THE REQUEST: Copy word for word the lines from the line containing "up-triangle-icon[interactable] (872, 757, 884, 769)" up to and including the line containing "scrollbar-thumb[interactable] (872, 212, 884, 570)".

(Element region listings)
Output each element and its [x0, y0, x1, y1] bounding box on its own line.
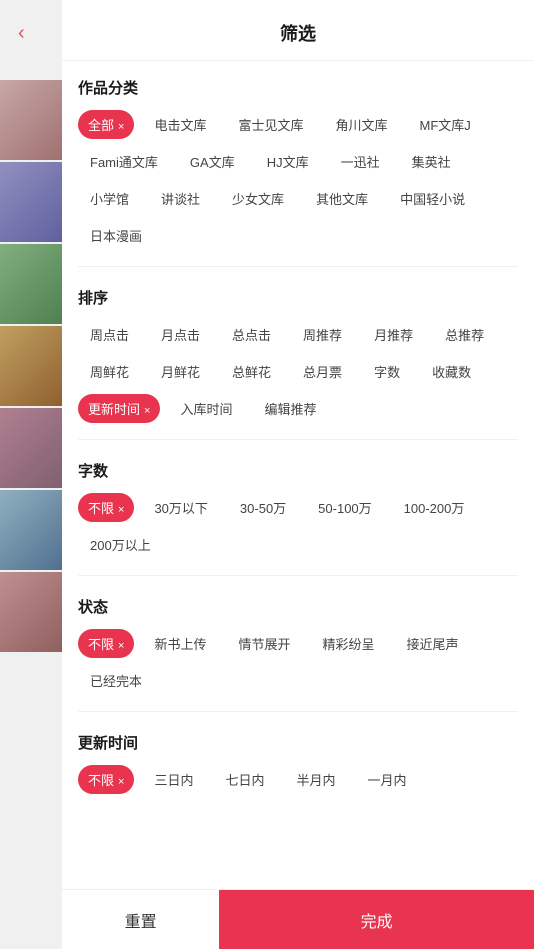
close-icon: × — [118, 504, 124, 516]
tag-sort-tags-14[interactable]: 编辑推荐 — [252, 394, 328, 423]
tag-sort-tags-0[interactable]: 周点击 — [78, 320, 141, 349]
divider-4 — [78, 711, 518, 712]
confirm-button[interactable]: 完成 — [219, 890, 534, 949]
section-update-time: 更新时间 不限× 三日内七日内半月内一月内 — [78, 716, 518, 806]
section-title-sort: 排序 — [78, 287, 518, 308]
book-cover-7 — [0, 572, 62, 652]
section-sort: 排序 周点击月点击总点击周推荐月推荐总推荐周鲜花月鲜花总鲜花总月票字数收藏数更新… — [78, 271, 518, 435]
tag-category-tags-13[interactable]: 其他文库 — [304, 184, 380, 213]
filter-body: 作品分类 全部× 电击文库富士见文库角川文库 MF文库J Fami通文库 GA文库 HJ文… — [62, 61, 534, 889]
tag-category-tags-0[interactable]: 全部× — [78, 110, 134, 139]
update-time-tags: 不限× 三日内七日内半月内一月内 — [78, 765, 518, 794]
tag-sort-tags-10[interactable]: 字数 — [362, 357, 412, 386]
book-cover-3 — [0, 244, 62, 324]
tag-status-tags-5[interactable]: 已经完本 — [78, 666, 154, 695]
category-tags: 全部× 电击文库富士见文库角川文库 MF文库J Fami通文库 GA文库 HJ文库一迅社集… — [78, 110, 518, 250]
filter-title: 筛选 — [62, 0, 534, 61]
section-title-status: 状态 — [78, 596, 518, 617]
filter-panel: 筛选 作品分类 全部× 电击文库富士见文库角川文库 MF文库J Fami通文库 GA文库… — [62, 0, 534, 949]
tag-category-tags-5[interactable]: Fami通文库 — [78, 147, 170, 176]
tag-status-tags-2[interactable]: 情节展开 — [226, 629, 302, 658]
tag-sort-tags-4[interactable]: 月推荐 — [362, 320, 425, 349]
tag-wordcount-tags-1[interactable]: 30万以下 — [142, 493, 219, 522]
section-wordcount: 字数 不限× 30万以下 30-50万 50-100万 100-200万 200万以上 — [78, 444, 518, 571]
tag-category-tags-11[interactable]: 讲谈社 — [149, 184, 212, 213]
book-cover-5 — [0, 408, 62, 488]
section-status: 状态 不限× 新书上传情节展开精彩纷呈接近尾声已经完本 — [78, 580, 518, 707]
tag-category-tags-8[interactable]: 一迅社 — [329, 147, 392, 176]
divider-3 — [78, 575, 518, 576]
tag-sort-tags-5[interactable]: 总推荐 — [433, 320, 496, 349]
close-icon: × — [118, 121, 124, 133]
tag-sort-tags-7[interactable]: 月鲜花 — [149, 357, 212, 386]
tag-sort-tags-8[interactable]: 总鲜花 — [220, 357, 283, 386]
tag-sort-tags-2[interactable]: 总点击 — [220, 320, 283, 349]
book-cover-4 — [0, 326, 62, 406]
tag-wordcount-tags-3[interactable]: 50-100万 — [306, 493, 383, 522]
tag-category-tags-9[interactable]: 集英社 — [400, 147, 463, 176]
close-icon: × — [118, 640, 124, 652]
reset-button[interactable]: 重置 — [62, 890, 219, 949]
tag-category-tags-4[interactable]: MF文库J — [408, 110, 483, 139]
book-cover-6 — [0, 490, 62, 570]
filter-footer: 重置 完成 — [62, 889, 534, 949]
close-icon: × — [144, 405, 150, 417]
tag-update-time-tags-3[interactable]: 半月内 — [284, 765, 347, 794]
tag-category-tags-10[interactable]: 小学馆 — [78, 184, 141, 213]
tag-wordcount-tags-0[interactable]: 不限× — [78, 493, 134, 522]
tag-update-time-tags-0[interactable]: 不限× — [78, 765, 134, 794]
wordcount-tags: 不限× 30万以下 30-50万 50-100万 100-200万 200万以上 — [78, 493, 518, 559]
section-title-update-time: 更新时间 — [78, 732, 518, 753]
book-cover-2 — [0, 162, 62, 242]
sidebar-books — [0, 80, 62, 652]
tag-sort-tags-12[interactable]: 更新时间× — [78, 394, 160, 423]
tag-wordcount-tags-5[interactable]: 200万以上 — [78, 530, 163, 559]
section-title-category: 作品分类 — [78, 77, 518, 98]
tag-category-tags-7[interactable]: HJ文库 — [255, 147, 321, 176]
tag-status-tags-1[interactable]: 新书上传 — [142, 629, 218, 658]
tag-category-tags-15[interactable]: 日本漫画 — [78, 221, 154, 250]
sidebar-panel: ‹ — [0, 0, 62, 949]
tag-sort-tags-6[interactable]: 周鲜花 — [78, 357, 141, 386]
tag-category-tags-14[interactable]: 中国轻小说 — [388, 184, 477, 213]
tag-sort-tags-11[interactable]: 收藏数 — [420, 357, 483, 386]
tag-wordcount-tags-2[interactable]: 30-50万 — [228, 493, 298, 522]
sort-tags: 周点击月点击总点击周推荐月推荐总推荐周鲜花月鲜花总鲜花总月票字数收藏数更新时间×… — [78, 320, 518, 423]
tag-status-tags-4[interactable]: 接近尾声 — [395, 629, 471, 658]
tag-category-tags-1[interactable]: 电击文库 — [142, 110, 218, 139]
tag-sort-tags-13[interactable]: 入库时间 — [168, 394, 244, 423]
tag-status-tags-3[interactable]: 精彩纷呈 — [310, 629, 386, 658]
section-category: 作品分类 全部× 电击文库富士见文库角川文库 MF文库J Fami通文库 GA文库 HJ文… — [78, 61, 518, 262]
divider-2 — [78, 439, 518, 440]
tag-update-time-tags-1[interactable]: 三日内 — [142, 765, 205, 794]
back-button[interactable]: ‹ — [18, 22, 25, 45]
section-title-wordcount: 字数 — [78, 460, 518, 481]
tag-update-time-tags-2[interactable]: 七日内 — [213, 765, 276, 794]
divider-1 — [78, 266, 518, 267]
book-cover-1 — [0, 80, 62, 160]
tag-category-tags-3[interactable]: 角川文库 — [323, 110, 399, 139]
tag-sort-tags-9[interactable]: 总月票 — [291, 357, 354, 386]
tag-wordcount-tags-4[interactable]: 100-200万 — [392, 493, 477, 522]
close-icon: × — [118, 776, 124, 788]
tag-category-tags-12[interactable]: 少女文库 — [220, 184, 296, 213]
tag-status-tags-0[interactable]: 不限× — [78, 629, 134, 658]
tag-update-time-tags-4[interactable]: 一月内 — [356, 765, 419, 794]
tag-category-tags-2[interactable]: 富士见文库 — [226, 110, 315, 139]
tag-sort-tags-3[interactable]: 周推荐 — [291, 320, 354, 349]
tag-sort-tags-1[interactable]: 月点击 — [149, 320, 212, 349]
tag-category-tags-6[interactable]: GA文库 — [178, 147, 247, 176]
status-tags: 不限× 新书上传情节展开精彩纷呈接近尾声已经完本 — [78, 629, 518, 695]
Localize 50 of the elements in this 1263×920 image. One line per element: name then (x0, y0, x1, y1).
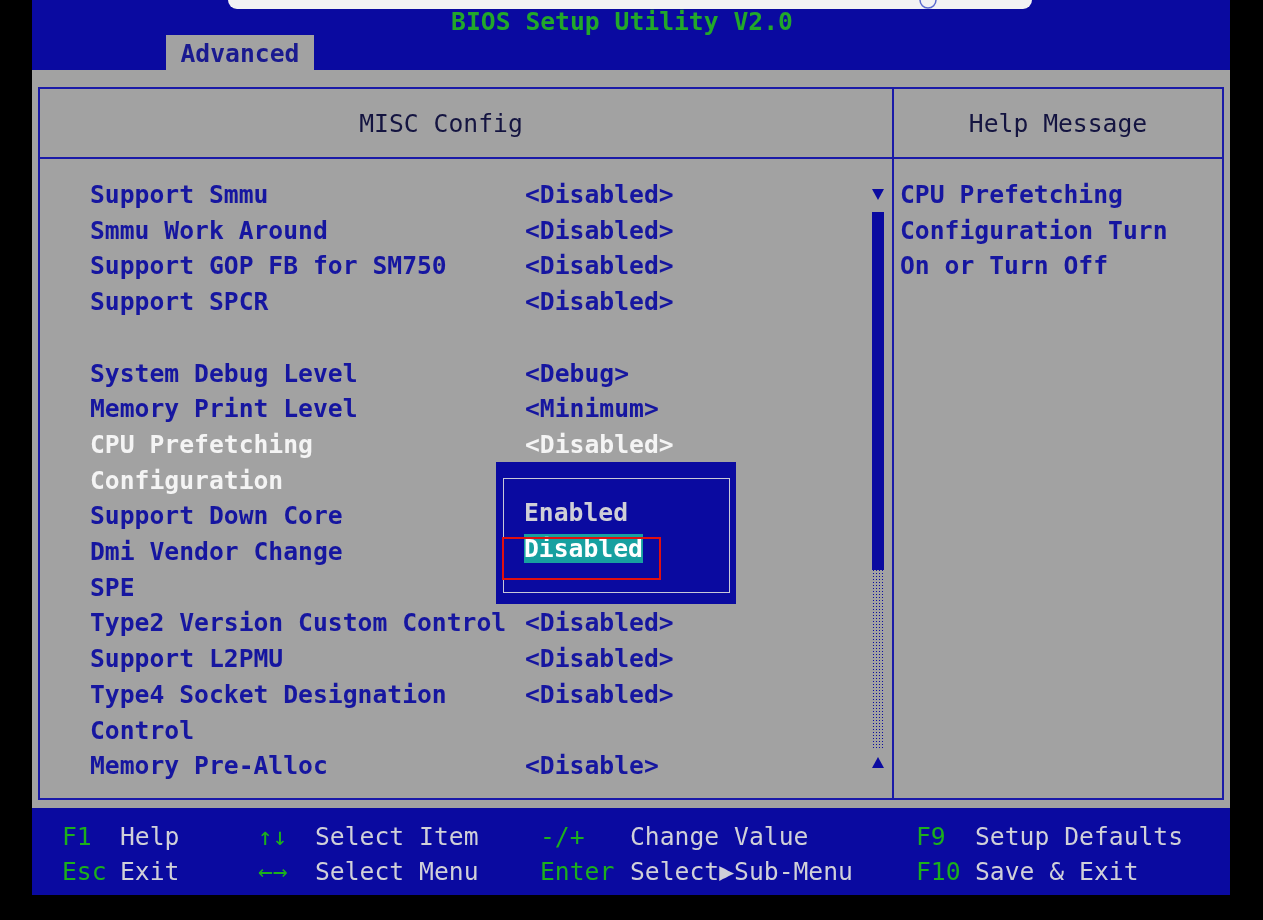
up-triangle-icon[interactable] (872, 757, 884, 769)
shortcut-key: ↑↓ (258, 821, 288, 851)
setting-label[interactable]: Support GOP FB for SM750 (90, 248, 447, 285)
setting-label[interactable]: Type4 Socket Designation Control (90, 676, 447, 749)
panel-title: MISC Config (359, 108, 523, 138)
shortcut-key: Enter (540, 856, 615, 886)
scrollbar-thumb[interactable] (872, 212, 884, 570)
window-title: BIOS Setup Utility V2.0 (451, 9, 793, 35)
setting-value[interactable]: <Disabled> (525, 676, 674, 749)
shortcut-key: ←→ (258, 856, 288, 886)
setting-value[interactable]: <Disabled> (525, 248, 674, 285)
shortcut-key: -/+ (540, 821, 585, 851)
setting-value[interactable]: <Disabled> (525, 641, 674, 677)
shortcut-action: Help (120, 821, 180, 851)
setting-value[interactable]: <Minimum> (525, 391, 659, 427)
setting-label[interactable]: Memory Pre-Alloc (90, 748, 328, 784)
help-text: CPU Prefetching Configuration Turn On or Turn Off (900, 179, 1168, 283)
setting-label[interactable]: Memory Print Level (90, 391, 358, 427)
panel-title: Help Message (968, 108, 1148, 138)
shortcut-key: Esc (62, 856, 107, 886)
setting-label[interactable]: Support Smmu (90, 177, 269, 213)
setting-value[interactable]: <Disabled> (525, 605, 674, 642)
shortcut-action: Select▶Sub-Menu (630, 856, 853, 886)
setting-label[interactable]: Support L2PMU (90, 641, 284, 677)
setting-value[interactable]: <Disabled> (525, 177, 674, 213)
shortcut-action: Change Value (630, 821, 809, 851)
setting-label[interactable]: System Debug Level (90, 355, 358, 392)
tab[interactable]: Advanced (166, 35, 314, 70)
setting-label[interactable]: SPE (90, 569, 135, 606)
popup-option[interactable]: Enabled (524, 497, 629, 527)
setting-label[interactable]: Dmi Vendor Change (90, 534, 343, 570)
setting-label[interactable]: Support Down Core (90, 498, 343, 534)
shortcut-action: Save & Exit (975, 856, 1139, 886)
popup-option[interactable]: Disabled (524, 533, 643, 563)
shortcut-action: Select Menu (315, 856, 479, 886)
setting-value[interactable]: <Debug> (525, 355, 630, 392)
shortcut-action: Exit (120, 856, 180, 886)
scrollbar-track[interactable] (872, 212, 884, 748)
shortcut-action: Select Item (315, 821, 479, 851)
shortcut-key: F1 (62, 821, 92, 851)
setting-value[interactable]: <Disabled> (525, 284, 674, 320)
setting-value[interactable]: <Disabled> (525, 212, 674, 249)
down-triangle-icon[interactable] (872, 188, 884, 200)
setting-label[interactable]: Support SPCR (90, 284, 269, 320)
setting-label[interactable]: Type2 Version Custom Control (90, 605, 507, 642)
shortcut-key: F9 (916, 821, 946, 851)
setting-value[interactable]: <Disable> (525, 748, 659, 784)
setting-label[interactable]: Smmu Work Around (90, 212, 328, 249)
shortcut-action: Setup Defaults (975, 821, 1184, 851)
shortcut-key: F10 (916, 856, 961, 886)
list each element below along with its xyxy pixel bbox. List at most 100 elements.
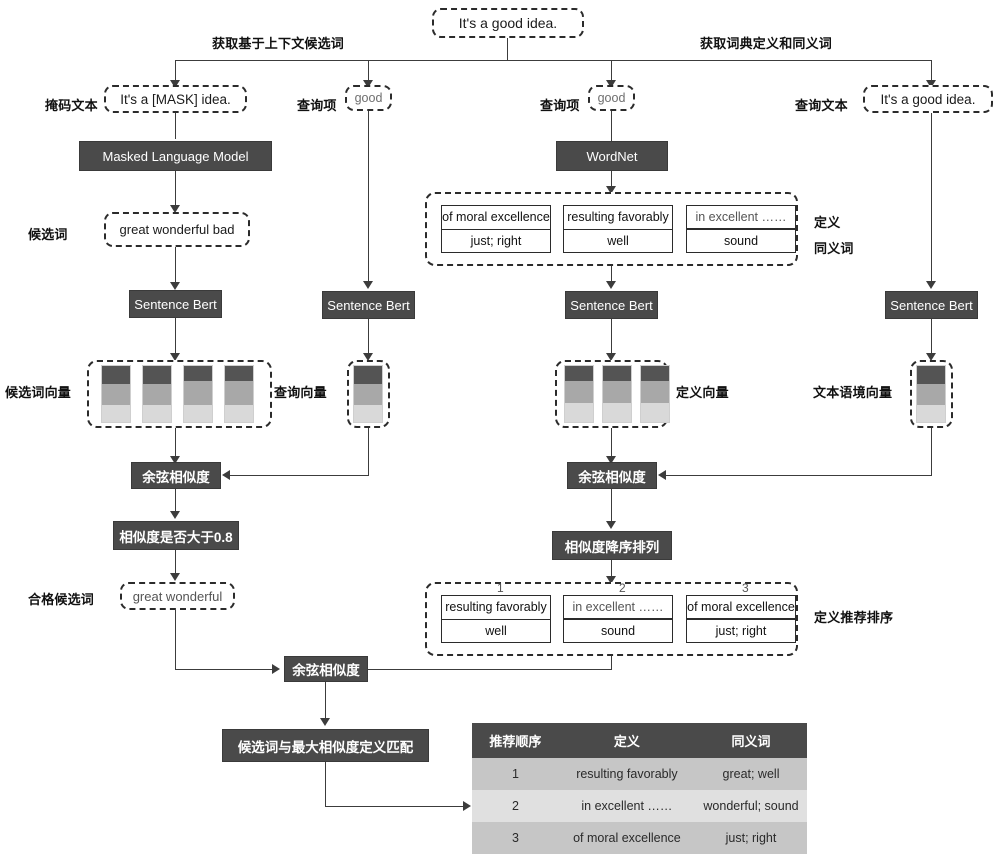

OUTPUT FOR THIS EXERCISE:
up-triangle-icon[interactable] (872, 757, 884, 769)
shortcut-key: ↑↓ (258, 821, 288, 851)
setting-label[interactable]: Support GOP FB for SM750 (90, 248, 447, 285)
setting-label[interactable]: Type4 Socket Designation Control (90, 676, 447, 749)
panel-title: MISC Config (359, 108, 523, 138)
shortcut-key: Enter (540, 856, 615, 886)
scrollbar-thumb[interactable] (872, 212, 884, 570)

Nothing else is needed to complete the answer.